**Written task**
Narrow the data below down to the lines containing "马鞍山东".

Dataset records:
============

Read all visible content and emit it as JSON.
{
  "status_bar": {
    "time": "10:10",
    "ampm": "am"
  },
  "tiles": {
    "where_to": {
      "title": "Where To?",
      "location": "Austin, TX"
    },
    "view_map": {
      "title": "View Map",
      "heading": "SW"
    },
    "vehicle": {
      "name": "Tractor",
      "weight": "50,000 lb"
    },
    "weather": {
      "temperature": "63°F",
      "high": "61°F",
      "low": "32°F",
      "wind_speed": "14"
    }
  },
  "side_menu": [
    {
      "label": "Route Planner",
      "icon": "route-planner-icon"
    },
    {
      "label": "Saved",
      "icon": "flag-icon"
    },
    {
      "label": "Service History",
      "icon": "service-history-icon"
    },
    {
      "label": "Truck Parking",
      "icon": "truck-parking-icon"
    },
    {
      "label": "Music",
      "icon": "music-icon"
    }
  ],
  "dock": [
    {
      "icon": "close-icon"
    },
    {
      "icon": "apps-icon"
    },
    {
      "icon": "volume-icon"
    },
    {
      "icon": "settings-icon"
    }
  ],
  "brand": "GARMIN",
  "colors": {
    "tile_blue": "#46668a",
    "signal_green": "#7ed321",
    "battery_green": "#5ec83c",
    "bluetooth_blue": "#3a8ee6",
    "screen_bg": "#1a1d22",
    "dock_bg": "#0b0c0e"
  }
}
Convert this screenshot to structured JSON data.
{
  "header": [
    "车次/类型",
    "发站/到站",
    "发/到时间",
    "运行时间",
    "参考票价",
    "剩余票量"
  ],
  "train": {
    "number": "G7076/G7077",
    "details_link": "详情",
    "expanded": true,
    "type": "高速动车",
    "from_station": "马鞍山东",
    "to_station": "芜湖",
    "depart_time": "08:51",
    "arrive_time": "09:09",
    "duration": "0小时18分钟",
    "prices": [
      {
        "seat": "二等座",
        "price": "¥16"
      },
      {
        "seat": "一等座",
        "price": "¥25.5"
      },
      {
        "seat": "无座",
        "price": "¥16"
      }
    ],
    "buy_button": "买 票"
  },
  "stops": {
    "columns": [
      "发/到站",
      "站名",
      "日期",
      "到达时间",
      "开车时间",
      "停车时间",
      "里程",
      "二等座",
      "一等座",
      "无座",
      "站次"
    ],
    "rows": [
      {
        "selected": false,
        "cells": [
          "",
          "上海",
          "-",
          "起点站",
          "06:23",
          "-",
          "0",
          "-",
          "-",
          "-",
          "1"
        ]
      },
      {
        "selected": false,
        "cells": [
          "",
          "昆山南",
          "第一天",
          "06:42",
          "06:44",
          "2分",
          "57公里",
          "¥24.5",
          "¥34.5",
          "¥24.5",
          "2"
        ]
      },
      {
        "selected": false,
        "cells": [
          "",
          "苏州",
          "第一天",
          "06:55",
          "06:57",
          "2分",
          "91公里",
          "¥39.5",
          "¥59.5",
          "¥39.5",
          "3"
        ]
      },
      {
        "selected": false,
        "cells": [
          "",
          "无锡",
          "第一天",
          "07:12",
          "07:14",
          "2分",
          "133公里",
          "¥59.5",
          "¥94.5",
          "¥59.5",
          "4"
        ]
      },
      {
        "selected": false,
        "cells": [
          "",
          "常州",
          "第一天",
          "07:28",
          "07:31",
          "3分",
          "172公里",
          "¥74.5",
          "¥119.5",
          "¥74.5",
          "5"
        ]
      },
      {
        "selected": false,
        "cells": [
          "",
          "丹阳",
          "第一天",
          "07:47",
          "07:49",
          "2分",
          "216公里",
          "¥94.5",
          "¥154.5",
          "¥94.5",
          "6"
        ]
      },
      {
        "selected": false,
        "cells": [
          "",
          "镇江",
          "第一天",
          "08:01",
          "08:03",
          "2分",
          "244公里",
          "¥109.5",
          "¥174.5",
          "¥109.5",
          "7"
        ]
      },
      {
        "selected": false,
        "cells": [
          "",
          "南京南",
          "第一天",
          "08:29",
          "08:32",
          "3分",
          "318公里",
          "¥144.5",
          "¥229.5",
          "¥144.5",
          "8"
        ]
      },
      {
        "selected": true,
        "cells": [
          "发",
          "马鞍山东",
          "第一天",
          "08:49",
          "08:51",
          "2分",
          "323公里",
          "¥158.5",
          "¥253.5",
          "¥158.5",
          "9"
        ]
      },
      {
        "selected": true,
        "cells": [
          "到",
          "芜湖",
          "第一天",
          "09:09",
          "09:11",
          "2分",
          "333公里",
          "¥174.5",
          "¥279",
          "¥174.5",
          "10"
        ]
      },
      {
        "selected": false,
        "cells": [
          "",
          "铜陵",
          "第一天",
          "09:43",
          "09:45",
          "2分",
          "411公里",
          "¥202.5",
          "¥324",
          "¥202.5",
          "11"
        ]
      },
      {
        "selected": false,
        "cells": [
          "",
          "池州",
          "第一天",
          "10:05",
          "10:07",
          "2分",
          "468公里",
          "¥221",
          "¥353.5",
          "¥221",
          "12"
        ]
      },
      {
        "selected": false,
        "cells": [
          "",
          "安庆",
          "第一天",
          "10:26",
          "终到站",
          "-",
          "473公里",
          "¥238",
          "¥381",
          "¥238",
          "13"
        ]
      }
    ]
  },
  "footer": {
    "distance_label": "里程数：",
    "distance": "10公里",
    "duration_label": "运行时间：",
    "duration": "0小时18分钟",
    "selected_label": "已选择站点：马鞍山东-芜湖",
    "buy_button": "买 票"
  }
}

============

**Complete response**
    "from_station": "马鞍山东",
          "马鞍山东",
    "selected_label": "已选择站点：马鞍山东-芜湖",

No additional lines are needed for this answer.